Recorded information.
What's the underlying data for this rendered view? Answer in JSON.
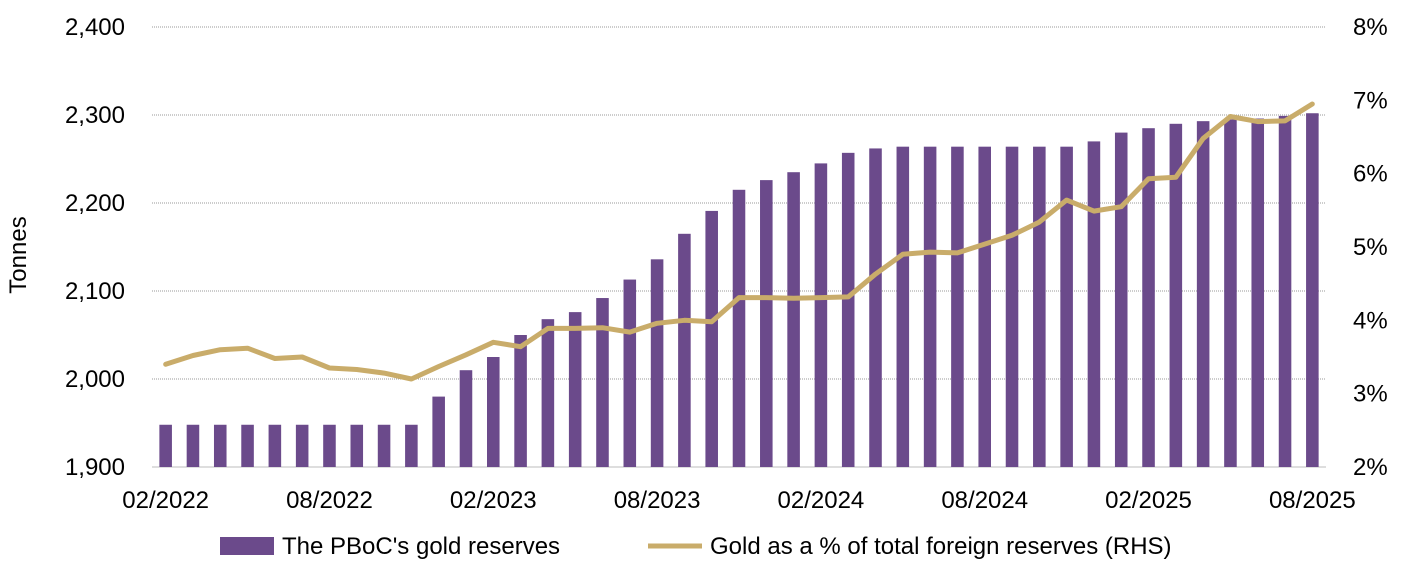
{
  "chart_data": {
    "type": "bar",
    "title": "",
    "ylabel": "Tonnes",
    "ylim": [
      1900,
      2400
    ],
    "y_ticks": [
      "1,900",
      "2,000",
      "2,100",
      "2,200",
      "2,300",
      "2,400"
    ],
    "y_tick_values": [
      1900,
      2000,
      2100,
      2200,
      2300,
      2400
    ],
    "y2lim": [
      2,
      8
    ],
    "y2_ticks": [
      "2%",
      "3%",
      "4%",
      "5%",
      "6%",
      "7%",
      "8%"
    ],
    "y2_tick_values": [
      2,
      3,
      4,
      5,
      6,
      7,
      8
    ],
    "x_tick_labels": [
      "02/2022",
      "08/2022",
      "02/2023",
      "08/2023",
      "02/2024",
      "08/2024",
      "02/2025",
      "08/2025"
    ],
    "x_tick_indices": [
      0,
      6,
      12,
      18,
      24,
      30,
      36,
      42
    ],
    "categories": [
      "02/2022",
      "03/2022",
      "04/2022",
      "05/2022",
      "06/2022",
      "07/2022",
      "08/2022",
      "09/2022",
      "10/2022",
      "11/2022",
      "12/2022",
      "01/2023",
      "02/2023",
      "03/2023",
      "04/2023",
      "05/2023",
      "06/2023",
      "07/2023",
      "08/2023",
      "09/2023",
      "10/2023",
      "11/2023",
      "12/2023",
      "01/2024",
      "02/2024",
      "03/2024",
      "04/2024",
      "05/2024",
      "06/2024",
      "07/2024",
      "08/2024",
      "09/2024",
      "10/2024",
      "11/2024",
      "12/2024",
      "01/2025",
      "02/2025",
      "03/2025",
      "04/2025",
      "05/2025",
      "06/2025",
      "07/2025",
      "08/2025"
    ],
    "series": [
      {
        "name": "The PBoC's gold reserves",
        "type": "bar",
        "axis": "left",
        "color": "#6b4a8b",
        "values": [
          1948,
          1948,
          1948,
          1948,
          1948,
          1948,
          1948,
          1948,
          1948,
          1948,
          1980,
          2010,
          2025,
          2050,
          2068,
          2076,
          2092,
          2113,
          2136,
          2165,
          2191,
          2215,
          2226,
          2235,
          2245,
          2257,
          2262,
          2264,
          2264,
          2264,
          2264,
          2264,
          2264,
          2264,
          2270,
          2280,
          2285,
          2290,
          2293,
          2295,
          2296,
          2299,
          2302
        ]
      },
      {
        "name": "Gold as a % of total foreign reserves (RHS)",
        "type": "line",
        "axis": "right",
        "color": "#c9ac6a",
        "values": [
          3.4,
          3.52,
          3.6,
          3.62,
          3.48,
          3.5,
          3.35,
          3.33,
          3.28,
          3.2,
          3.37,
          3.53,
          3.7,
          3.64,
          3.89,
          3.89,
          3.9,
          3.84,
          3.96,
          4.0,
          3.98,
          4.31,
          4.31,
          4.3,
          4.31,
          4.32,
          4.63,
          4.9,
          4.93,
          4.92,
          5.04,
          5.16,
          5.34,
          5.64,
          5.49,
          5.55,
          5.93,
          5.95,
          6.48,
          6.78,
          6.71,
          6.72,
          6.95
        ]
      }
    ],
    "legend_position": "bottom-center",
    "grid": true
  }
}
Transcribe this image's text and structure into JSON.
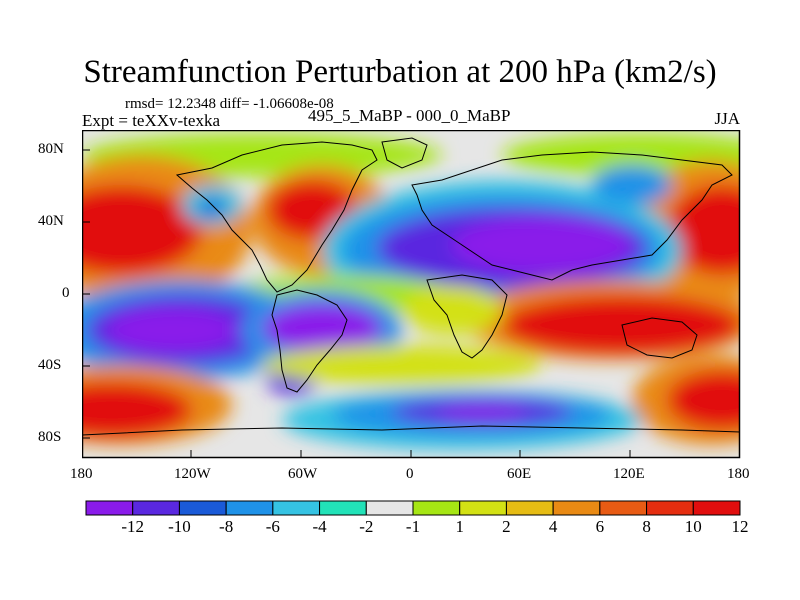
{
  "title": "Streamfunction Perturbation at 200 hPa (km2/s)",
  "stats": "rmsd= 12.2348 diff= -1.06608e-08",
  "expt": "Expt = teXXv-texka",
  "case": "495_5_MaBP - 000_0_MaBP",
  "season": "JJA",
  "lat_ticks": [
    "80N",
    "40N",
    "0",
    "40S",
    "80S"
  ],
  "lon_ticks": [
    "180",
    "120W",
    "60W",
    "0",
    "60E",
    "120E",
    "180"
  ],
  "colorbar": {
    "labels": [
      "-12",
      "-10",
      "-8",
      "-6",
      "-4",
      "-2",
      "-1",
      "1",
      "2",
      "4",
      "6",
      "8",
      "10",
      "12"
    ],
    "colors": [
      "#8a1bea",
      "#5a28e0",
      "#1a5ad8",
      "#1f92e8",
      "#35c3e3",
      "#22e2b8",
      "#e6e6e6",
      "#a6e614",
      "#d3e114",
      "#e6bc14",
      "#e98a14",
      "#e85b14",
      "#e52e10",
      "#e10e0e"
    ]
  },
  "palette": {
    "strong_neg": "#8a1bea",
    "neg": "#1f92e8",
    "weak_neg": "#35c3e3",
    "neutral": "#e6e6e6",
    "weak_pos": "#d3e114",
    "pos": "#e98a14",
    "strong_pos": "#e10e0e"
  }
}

Job. In the material above, find the lines that contain "title" and show them.

Final result.
    "title": "",
  "title": "Streamfunction Perturbation at 200 hPa (km2/s)",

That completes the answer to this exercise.